___ GIVEN TEXT

PBQP crash

Hi,

I have run into a test case on an out-of-tree target where PBQP fails to complete register allocation after “Attempting to spill already spilled value” (the triggered assert in InlineSpiller::spill().

First, the original LiveInterval is spilled. It is a load of a symbol into a narrow register class, i.e. a subset of the class of address registers. InlineSpiller decides to rematerialize the load of the symbol to lie right before its only user, which makes good sense. The original def is removed.

The new LiveInterval pushed is thus much smaller in the next PBQP round. The spill cost is marked as ‘inf’ during graph building. This small interval has also a lot of overlapping intervals and thus edges in the PBQP graph. It gets pushed on the node stack to later be popped after 17 others.

Those 17 nodes use up all registers of the narrow reg-class, and the cost vector has become all infinities. Spill option is selected again, and thus the error is a fact of spilling an already spilled value.

I wonder what has gone wrong here, and have some initial thoughts:

  • The problematic node that was spilled again, was in the ConservativelyAllocatableNodes set during reduce(). The comment in reduce() “Conservatively allocatable nodes will never spill…” indicates that perhaps this is an incorrect insertion, as the regs did in fact run out in this case.

______
___ MATERIAL

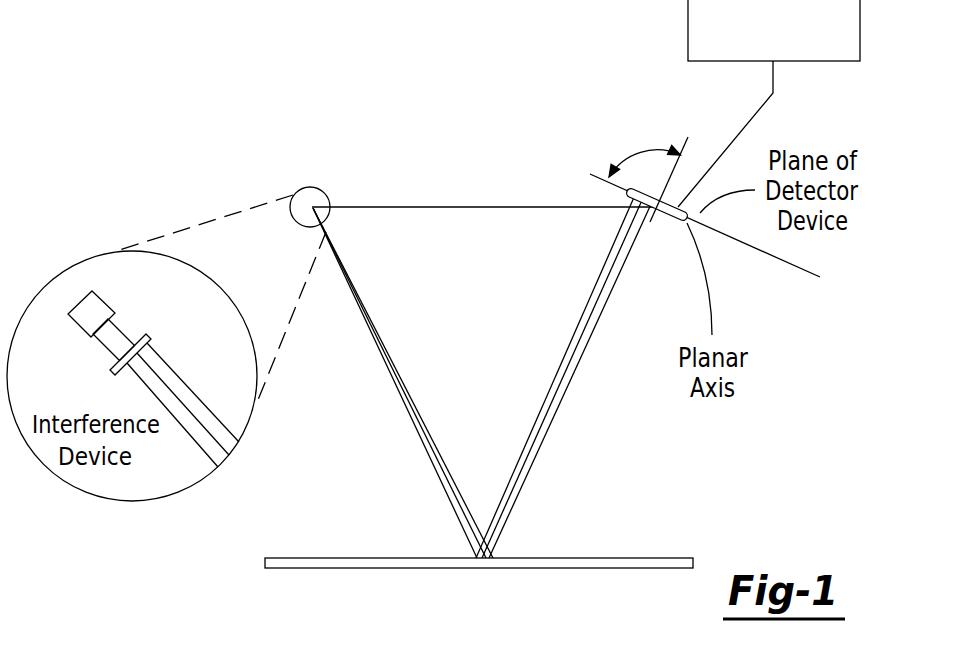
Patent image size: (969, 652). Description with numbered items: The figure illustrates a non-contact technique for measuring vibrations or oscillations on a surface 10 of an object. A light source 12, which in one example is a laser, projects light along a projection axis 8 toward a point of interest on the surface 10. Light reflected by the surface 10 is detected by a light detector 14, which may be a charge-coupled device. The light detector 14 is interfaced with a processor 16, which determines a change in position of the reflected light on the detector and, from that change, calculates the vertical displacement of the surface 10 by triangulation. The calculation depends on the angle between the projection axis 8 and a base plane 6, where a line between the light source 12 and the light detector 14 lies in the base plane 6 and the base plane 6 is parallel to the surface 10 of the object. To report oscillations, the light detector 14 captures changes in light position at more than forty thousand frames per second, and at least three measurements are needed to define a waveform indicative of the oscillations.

______

## WHAT TO DO
• A. Reproduce the PBQP crash post word for word, between "The new LiveInterval" and "in this case.", inclusive.
• B. Check each statement against the PBQP crash post. For each one, answer yes or no and quote the words from the post that decide it.
(i) After the load is rematerialized, the original def is removed.
(ii) During graph building, the spill cost of the new, smaller interval is marked as zero.
(iii) The problematic node is popped from the node stack after 17 others.
• C. Carry on writing the PBQP crash post from its final sentence onward.

## RESPONSES BY TASK
• A.
The new LiveInterval pushed is thus much smaller in the next PBQP round. The spill cost is marked as ‘inf’ during graph building. This small interval has also a lot of overlapping intervals and thus edges in the PBQP graph. It gets pushed on the node stack to later be popped after 17 others.

Those 17 nodes use up all registers of the narrow reg-class, and the cost vector has become all infinities. Spill option is selected again, and thus the error is a fact of spilling an already spilled value.

I wonder what has gone wrong here, and have some initial thoughts:

  • The problematic node that was spilled again, was in the ConservativelyAllocatableNodes set during reduce(). The comment in reduce() “Conservatively allocatable nodes will never spill…” indicates that perhaps this is an incorrect insertion, as the regs did in fact run out in this case.

• B.
(i) Yes: "The original def is removed."
(ii) No: "The spill cost is marked as ‘inf’ during graph building."
(iii) Yes: "It gets pushed on the node stack to later be popped after 17 others."

• C.
In setup(), the node is first put into not-provably-allocatables. However, one of it’s neigbhour invoked handleDisconnectEdge(), and moves it into conservatively-allocatables, because DeniedOpts had become less than NumOpts (in isConservativelyAllocatable().

  • There are lots of spillable nodes being popped before the one that can’t be spilled. This seems intuitively wrong, as they are intervals that actually could be spilled.

I would really appreciate some help and pointers on what might be going wrong here,

Jonas Paulsson

Hi Jonas,

I think you may be facing a problem with the reduction order. I found out it is important and can affect the quality of the allocation, and with your case, it affects the allocability.

With your example, I think the node should be pushed amongst the last nodes onto the reduction order list: spilling is not an option, so it is more constrained and should be allocated first. It should simply not have made it into the ConservativelyAllocatableNodes. It should have stayed into the NotProvablyAllocatableNodes set, and the SpillCostComparator will ensure it is on the top of the reduction list (because its spill cost is +inf).

The logic using NodeMetadata::isConservativelyAllocatable should be tweaked to detect such nodes. This would take place in RegAllocSolverImpl, because the node costs cannot be accessed in NodeMetadata.

Lang will probably be able to give a more educated answer than mine.

Thanks for using PBQP !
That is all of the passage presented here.